● INSTRUCTIONS TO FOLLOW
In the data, extract each line that holds the string "this".

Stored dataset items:
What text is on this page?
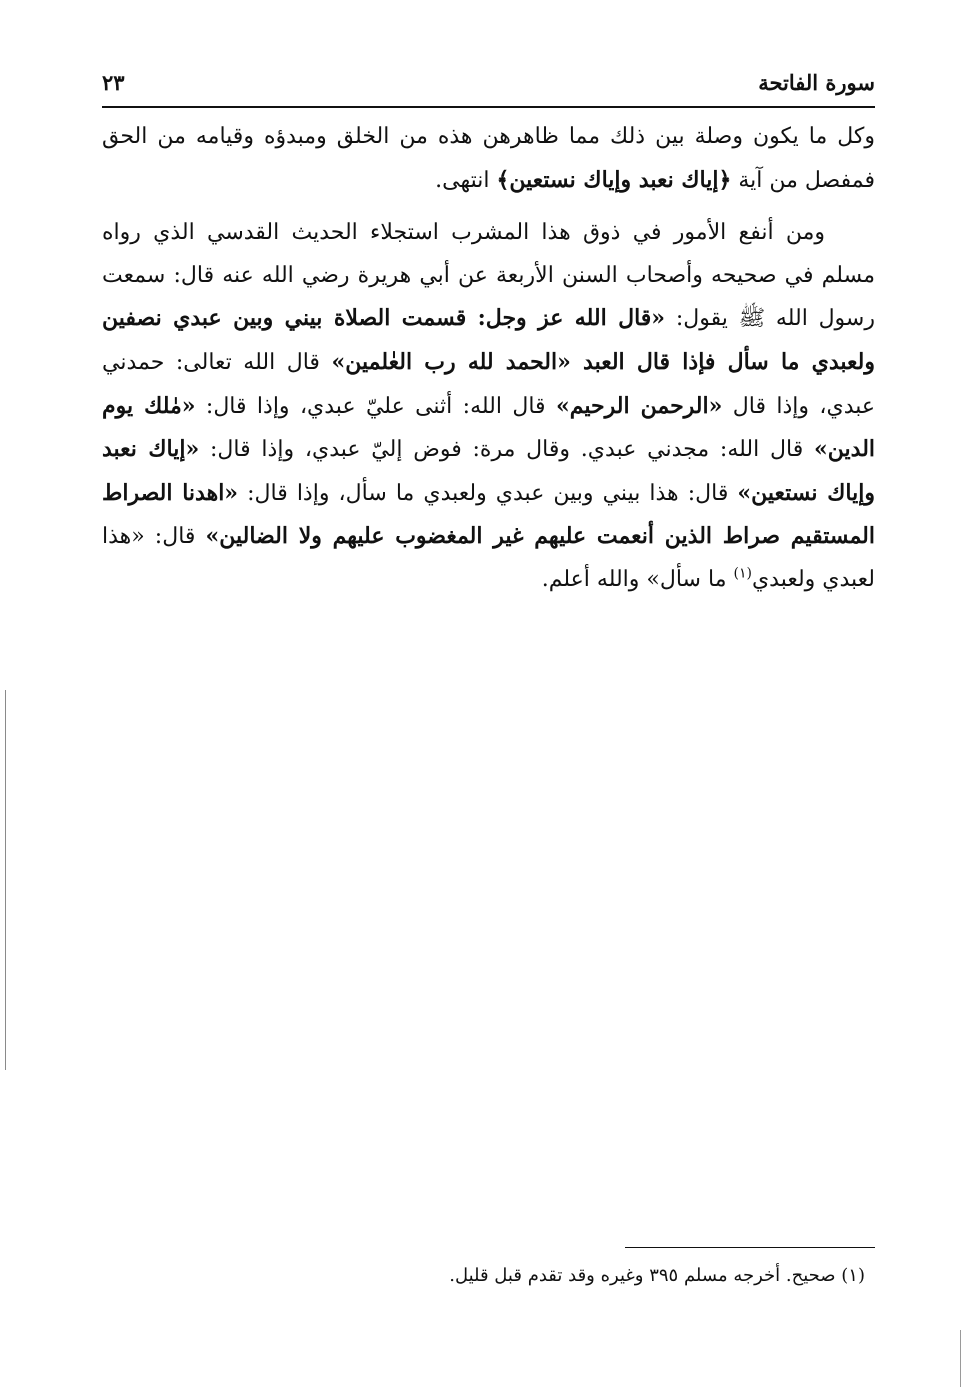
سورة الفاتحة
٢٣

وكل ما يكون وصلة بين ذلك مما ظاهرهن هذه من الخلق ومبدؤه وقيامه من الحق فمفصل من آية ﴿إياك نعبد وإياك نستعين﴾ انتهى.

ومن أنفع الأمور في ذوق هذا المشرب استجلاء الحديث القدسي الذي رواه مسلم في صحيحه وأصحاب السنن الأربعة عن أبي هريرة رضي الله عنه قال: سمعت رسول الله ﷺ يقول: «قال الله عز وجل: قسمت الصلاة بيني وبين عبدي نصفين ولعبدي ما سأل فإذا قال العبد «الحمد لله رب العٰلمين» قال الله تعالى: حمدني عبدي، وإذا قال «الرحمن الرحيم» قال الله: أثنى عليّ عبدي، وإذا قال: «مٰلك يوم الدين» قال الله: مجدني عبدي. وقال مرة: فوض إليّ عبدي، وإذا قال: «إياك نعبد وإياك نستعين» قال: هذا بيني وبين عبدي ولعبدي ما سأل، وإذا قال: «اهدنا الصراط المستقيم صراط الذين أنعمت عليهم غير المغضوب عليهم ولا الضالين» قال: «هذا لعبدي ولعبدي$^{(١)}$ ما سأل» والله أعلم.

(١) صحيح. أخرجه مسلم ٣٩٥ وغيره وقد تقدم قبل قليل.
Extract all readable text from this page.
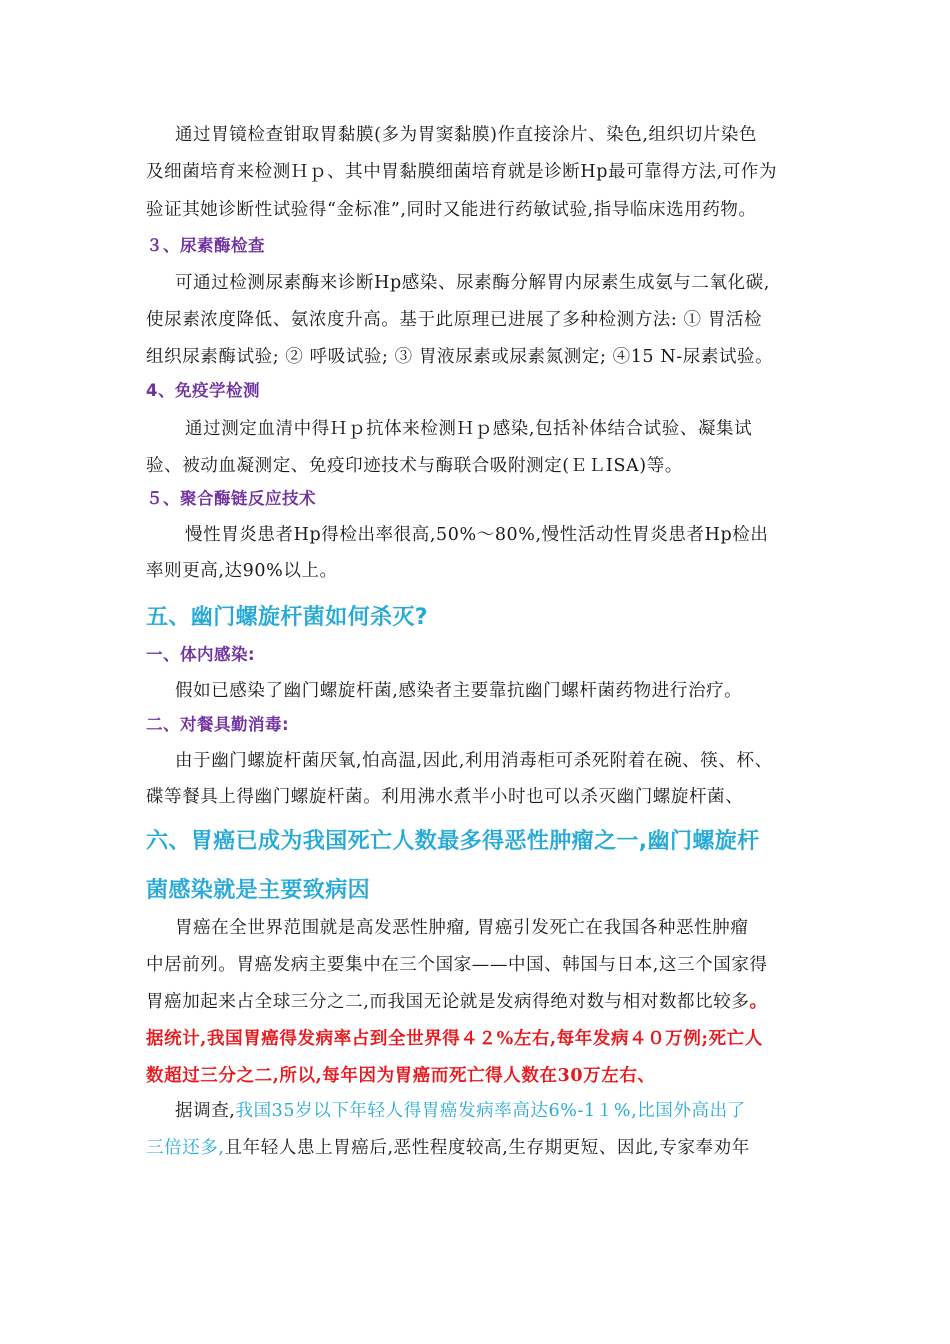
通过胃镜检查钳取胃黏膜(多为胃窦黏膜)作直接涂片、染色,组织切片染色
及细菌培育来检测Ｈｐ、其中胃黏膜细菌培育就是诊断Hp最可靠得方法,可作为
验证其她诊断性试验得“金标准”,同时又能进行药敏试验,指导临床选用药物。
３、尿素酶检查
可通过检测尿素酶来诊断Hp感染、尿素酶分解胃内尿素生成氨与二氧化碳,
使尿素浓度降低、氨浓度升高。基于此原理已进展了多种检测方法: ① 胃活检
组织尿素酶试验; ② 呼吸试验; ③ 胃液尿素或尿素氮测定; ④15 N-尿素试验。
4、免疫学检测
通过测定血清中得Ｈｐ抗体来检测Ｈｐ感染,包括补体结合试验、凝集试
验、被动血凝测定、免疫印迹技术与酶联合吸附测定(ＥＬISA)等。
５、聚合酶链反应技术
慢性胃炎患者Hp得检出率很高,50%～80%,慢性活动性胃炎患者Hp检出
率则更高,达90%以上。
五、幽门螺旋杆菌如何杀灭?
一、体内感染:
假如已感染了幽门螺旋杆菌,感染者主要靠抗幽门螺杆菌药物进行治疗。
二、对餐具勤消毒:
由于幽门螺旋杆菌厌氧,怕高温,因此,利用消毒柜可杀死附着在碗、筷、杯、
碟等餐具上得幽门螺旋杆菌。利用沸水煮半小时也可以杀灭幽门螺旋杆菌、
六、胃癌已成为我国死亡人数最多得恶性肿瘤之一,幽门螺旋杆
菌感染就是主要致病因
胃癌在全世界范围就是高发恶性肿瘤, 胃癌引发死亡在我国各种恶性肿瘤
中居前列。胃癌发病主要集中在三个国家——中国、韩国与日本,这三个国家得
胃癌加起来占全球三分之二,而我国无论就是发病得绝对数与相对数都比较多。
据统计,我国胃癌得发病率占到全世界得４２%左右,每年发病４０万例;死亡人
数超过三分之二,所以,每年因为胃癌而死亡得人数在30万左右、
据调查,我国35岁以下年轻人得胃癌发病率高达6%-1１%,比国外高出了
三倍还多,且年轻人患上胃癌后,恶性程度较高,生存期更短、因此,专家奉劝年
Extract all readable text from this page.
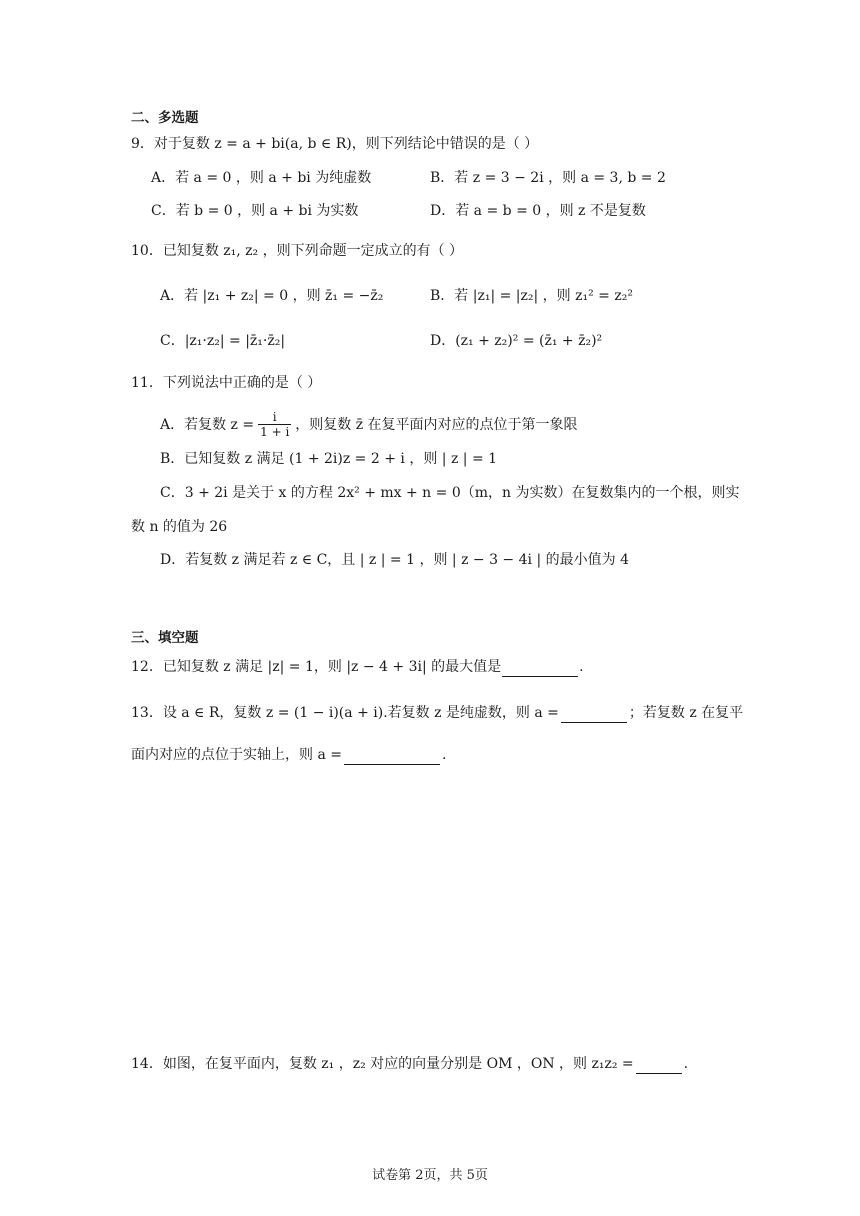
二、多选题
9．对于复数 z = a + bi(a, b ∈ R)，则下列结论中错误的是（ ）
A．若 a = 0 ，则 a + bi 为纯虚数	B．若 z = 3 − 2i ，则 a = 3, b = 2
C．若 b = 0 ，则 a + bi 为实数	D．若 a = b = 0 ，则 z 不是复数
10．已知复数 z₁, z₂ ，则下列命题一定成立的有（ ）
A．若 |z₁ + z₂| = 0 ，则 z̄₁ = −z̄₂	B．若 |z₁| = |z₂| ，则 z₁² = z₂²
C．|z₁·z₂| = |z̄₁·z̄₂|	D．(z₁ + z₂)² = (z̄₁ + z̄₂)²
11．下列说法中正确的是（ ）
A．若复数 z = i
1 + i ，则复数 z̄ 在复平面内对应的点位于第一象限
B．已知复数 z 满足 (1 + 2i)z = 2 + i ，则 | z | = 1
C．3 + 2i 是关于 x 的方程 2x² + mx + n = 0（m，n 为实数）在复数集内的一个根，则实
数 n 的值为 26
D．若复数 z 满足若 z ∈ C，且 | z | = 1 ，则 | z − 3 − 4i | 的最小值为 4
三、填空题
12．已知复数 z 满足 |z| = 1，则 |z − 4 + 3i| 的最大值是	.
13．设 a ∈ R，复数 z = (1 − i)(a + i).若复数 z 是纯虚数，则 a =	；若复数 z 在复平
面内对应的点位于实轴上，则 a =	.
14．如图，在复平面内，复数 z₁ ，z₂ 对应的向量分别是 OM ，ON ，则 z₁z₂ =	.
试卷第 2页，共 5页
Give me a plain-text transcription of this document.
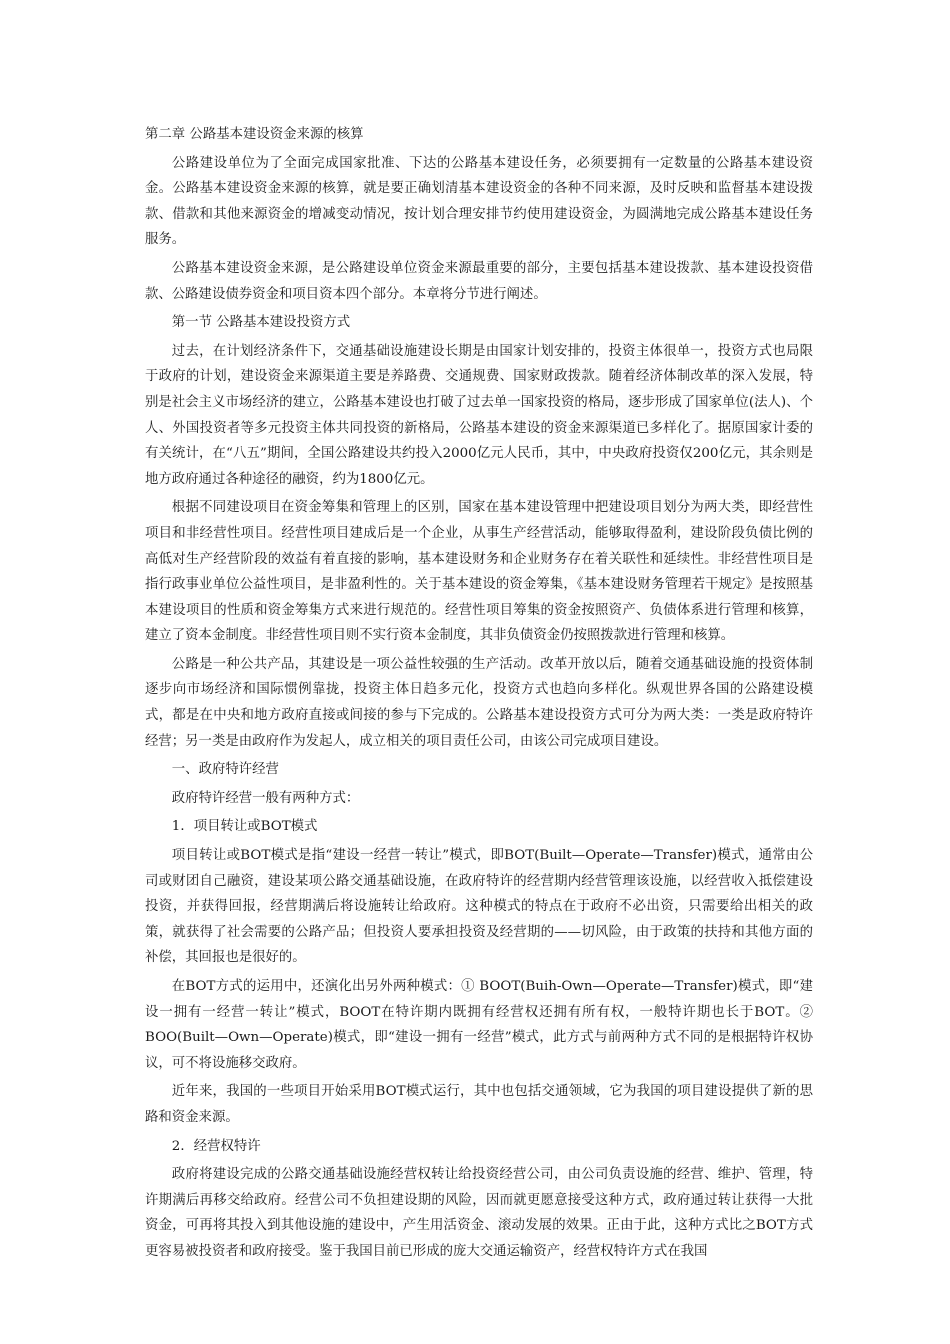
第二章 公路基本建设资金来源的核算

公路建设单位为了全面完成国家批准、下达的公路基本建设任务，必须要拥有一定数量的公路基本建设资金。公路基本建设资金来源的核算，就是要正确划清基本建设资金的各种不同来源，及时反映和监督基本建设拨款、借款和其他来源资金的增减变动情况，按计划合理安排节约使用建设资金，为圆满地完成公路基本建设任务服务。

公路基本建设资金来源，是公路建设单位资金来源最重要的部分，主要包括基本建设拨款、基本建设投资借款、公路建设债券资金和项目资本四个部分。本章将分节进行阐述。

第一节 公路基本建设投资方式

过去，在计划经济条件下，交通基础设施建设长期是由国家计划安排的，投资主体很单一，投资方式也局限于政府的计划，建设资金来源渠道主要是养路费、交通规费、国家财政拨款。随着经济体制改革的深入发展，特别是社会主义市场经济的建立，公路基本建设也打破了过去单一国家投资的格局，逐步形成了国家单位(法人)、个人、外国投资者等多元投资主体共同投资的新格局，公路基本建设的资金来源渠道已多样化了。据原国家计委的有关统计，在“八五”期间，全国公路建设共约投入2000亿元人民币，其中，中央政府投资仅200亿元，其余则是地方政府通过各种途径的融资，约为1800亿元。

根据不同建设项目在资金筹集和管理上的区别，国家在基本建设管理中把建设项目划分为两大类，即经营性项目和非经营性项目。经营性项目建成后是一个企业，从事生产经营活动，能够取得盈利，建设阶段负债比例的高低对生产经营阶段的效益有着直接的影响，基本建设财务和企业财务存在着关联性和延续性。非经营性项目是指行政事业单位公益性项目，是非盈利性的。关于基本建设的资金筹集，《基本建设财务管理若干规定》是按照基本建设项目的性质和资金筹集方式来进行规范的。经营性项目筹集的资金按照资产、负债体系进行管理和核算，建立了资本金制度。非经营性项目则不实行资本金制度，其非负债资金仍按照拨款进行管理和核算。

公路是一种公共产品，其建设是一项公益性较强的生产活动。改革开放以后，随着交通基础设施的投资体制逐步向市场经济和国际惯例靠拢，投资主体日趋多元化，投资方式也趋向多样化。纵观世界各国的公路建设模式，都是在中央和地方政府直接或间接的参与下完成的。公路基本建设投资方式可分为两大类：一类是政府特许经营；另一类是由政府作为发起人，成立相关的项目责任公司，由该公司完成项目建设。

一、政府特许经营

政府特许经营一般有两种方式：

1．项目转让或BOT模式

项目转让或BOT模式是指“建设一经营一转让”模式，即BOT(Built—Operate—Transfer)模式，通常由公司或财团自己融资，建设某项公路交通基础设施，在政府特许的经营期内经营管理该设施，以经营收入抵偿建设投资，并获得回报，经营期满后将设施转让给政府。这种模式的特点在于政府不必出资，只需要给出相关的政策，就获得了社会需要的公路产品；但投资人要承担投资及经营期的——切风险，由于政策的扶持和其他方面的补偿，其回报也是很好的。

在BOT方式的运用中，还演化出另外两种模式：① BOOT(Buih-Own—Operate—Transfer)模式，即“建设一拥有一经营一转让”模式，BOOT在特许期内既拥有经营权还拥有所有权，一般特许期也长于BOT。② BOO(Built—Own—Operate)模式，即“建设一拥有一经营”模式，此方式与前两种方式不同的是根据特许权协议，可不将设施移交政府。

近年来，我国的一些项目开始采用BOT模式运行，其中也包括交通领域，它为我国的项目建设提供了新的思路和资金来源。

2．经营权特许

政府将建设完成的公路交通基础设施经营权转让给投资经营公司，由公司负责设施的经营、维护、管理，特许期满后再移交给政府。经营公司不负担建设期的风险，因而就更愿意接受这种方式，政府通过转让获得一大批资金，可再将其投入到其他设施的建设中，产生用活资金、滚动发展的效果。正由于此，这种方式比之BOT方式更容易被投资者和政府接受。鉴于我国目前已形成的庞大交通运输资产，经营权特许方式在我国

● COMPLETE ANSWER
What text is on this page?
Extract all readable text from this page.
Extract all readable text from this page.
Give me a plain-text transcription of this document.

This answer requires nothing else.